--- Start RECORDS SUPPLIED ---

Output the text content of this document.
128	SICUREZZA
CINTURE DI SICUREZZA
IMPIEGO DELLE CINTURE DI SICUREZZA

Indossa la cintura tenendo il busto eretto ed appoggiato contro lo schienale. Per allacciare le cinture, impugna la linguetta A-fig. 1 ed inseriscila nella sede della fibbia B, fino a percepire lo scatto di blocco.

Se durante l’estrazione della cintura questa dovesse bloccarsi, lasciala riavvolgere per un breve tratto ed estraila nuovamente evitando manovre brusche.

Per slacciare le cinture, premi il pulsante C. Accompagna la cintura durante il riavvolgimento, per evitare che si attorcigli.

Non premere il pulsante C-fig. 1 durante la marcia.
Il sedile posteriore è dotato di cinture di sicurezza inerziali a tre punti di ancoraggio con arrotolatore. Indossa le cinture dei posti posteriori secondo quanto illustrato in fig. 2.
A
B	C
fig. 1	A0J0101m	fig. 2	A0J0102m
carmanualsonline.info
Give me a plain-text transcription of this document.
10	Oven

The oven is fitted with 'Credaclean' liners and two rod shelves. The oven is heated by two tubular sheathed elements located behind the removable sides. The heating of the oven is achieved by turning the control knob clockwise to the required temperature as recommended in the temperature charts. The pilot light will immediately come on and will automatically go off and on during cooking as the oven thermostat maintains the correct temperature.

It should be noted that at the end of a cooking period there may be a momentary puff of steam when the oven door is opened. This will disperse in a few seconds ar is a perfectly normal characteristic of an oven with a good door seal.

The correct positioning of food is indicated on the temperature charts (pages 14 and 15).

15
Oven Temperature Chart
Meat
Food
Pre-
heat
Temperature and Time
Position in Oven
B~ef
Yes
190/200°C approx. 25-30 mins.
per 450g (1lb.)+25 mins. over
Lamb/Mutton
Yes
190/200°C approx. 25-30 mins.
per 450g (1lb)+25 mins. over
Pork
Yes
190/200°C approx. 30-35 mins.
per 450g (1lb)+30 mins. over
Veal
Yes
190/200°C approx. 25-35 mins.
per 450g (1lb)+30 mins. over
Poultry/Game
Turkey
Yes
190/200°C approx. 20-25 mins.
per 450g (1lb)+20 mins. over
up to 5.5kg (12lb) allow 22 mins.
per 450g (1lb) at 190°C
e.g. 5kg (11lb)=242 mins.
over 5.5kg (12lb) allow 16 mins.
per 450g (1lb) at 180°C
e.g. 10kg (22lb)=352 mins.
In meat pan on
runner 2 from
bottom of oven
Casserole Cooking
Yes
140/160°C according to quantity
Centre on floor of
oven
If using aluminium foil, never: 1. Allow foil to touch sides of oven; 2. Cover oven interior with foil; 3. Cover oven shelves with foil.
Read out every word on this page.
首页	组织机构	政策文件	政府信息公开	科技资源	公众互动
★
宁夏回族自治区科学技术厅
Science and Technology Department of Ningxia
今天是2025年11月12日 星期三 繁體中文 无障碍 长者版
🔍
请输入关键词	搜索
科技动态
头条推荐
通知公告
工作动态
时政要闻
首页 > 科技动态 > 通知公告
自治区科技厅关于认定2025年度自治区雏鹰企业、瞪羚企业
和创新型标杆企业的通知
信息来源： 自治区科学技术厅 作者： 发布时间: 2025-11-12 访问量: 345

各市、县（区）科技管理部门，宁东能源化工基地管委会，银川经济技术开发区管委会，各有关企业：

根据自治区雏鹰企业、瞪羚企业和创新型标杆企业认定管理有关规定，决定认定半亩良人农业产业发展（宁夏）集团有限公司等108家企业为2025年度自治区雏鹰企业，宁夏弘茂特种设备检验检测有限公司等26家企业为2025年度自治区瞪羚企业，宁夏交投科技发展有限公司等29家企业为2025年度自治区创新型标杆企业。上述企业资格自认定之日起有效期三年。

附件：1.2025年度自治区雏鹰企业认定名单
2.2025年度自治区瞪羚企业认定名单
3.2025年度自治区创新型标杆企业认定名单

--- End RECORDS SUPPLIED ---

— THE REQUEST —
Your task is to extract all of the records exactly.

— PROBLEM SOLUTION —
Output the text content of this document.
128	SICUREZZA
CINTURE DI SICUREZZA
IMPIEGO DELLE CINTURE DI SICUREZZA

Indossa la cintura tenendo il busto eretto ed appoggiato contro lo schienale. Per allacciare le cinture, impugna la linguetta A-fig. 1 ed inseriscila nella sede della fibbia B, fino a percepire lo scatto di blocco.

Se durante l’estrazione della cintura questa dovesse bloccarsi, lasciala riavvolgere per un breve tratto ed estraila nuovamente evitando manovre brusche.

Per slacciare le cinture, premi il pulsante C. Accompagna la cintura durante il riavvolgimento, per evitare che si attorcigli.

Non premere il pulsante C-fig. 1 durante la marcia.
Il sedile posteriore è dotato di cinture di sicurezza inerziali a tre punti di ancoraggio con arrotolatore. Indossa le cinture dei posti posteriori secondo quanto illustrato in fig. 2.
A
B	C
fig. 1	A0J0101m	fig. 2	A0J0102m
carmanualsonline.info
Give me a plain-text transcription of this document.
10	Oven

The oven is fitted with 'Credaclean' liners and two rod shelves. The oven is heated by two tubular sheathed elements located behind the removable sides. The heating of the oven is achieved by turning the control knob clockwise to the required temperature as recommended in the temperature charts. The pilot light will immediately come on and will automatically go off and on during cooking as the oven thermostat maintains the correct temperature.

It should be noted that at the end of a cooking period there may be a momentary puff of steam when the oven door is opened. This will disperse in a few seconds ar is a perfectly normal characteristic of an oven with a good door seal.

The correct positioning of food is indicated on the temperature charts (pages 14 and 15).

15
Oven Temperature Chart
Meat
Food
Pre-
heat
Temperature and Time
Position in Oven
B~ef
Yes
190/200°C approx. 25-30 mins.
per 450g (1lb.)+25 mins. over
Lamb/Mutton
Yes
190/200°C approx. 25-30 mins.
per 450g (1lb)+25 mins. over
Pork
Yes
190/200°C approx. 30-35 mins.
per 450g (1lb)+30 mins. over
Veal
Yes
190/200°C approx. 25-35 mins.
per 450g (1lb)+30 mins. over
Poultry/Game
Turkey
Yes
190/200°C approx. 20-25 mins.
per 450g (1lb)+20 mins. over
up to 5.5kg (12lb) allow 22 mins.
per 450g (1lb) at 190°C
e.g. 5kg (11lb)=242 mins.
over 5.5kg (12lb) allow 16 mins.
per 450g (1lb) at 180°C
e.g. 10kg (22lb)=352 mins.
In meat pan on
runner 2 from
bottom of oven
Casserole Cooking
Yes
140/160°C according to quantity
Centre on floor of
oven
If using aluminium foil, never: 1. Allow foil to touch sides of oven; 2. Cover oven interior with foil; 3. Cover oven shelves with foil.
Read out every word on this page.
首页	组织机构	政策文件	政府信息公开	科技资源	公众互动
★
宁夏回族自治区科学技术厅
Science and Technology Department of Ningxia
今天是2025年11月12日 星期三 繁體中文 无障碍 长者版
🔍
请输入关键词	搜索
科技动态
头条推荐
通知公告
工作动态
时政要闻
首页 > 科技动态 > 通知公告
自治区科技厅关于认定2025年度自治区雏鹰企业、瞪羚企业
和创新型标杆企业的通知
信息来源： 自治区科学技术厅 作者： 发布时间: 2025-11-12 访问量: 345

各市、县（区）科技管理部门，宁东能源化工基地管委会，银川经济技术开发区管委会，各有关企业：

根据自治区雏鹰企业、瞪羚企业和创新型标杆企业认定管理有关规定，决定认定半亩良人农业产业发展（宁夏）集团有限公司等108家企业为2025年度自治区雏鹰企业，宁夏弘茂特种设备检验检测有限公司等26家企业为2025年度自治区瞪羚企业，宁夏交投科技发展有限公司等29家企业为2025年度自治区创新型标杆企业。上述企业资格自认定之日起有效期三年。

附件：1.2025年度自治区雏鹰企业认定名单
2.2025年度自治区瞪羚企业认定名单
3.2025年度自治区创新型标杆企业认定名单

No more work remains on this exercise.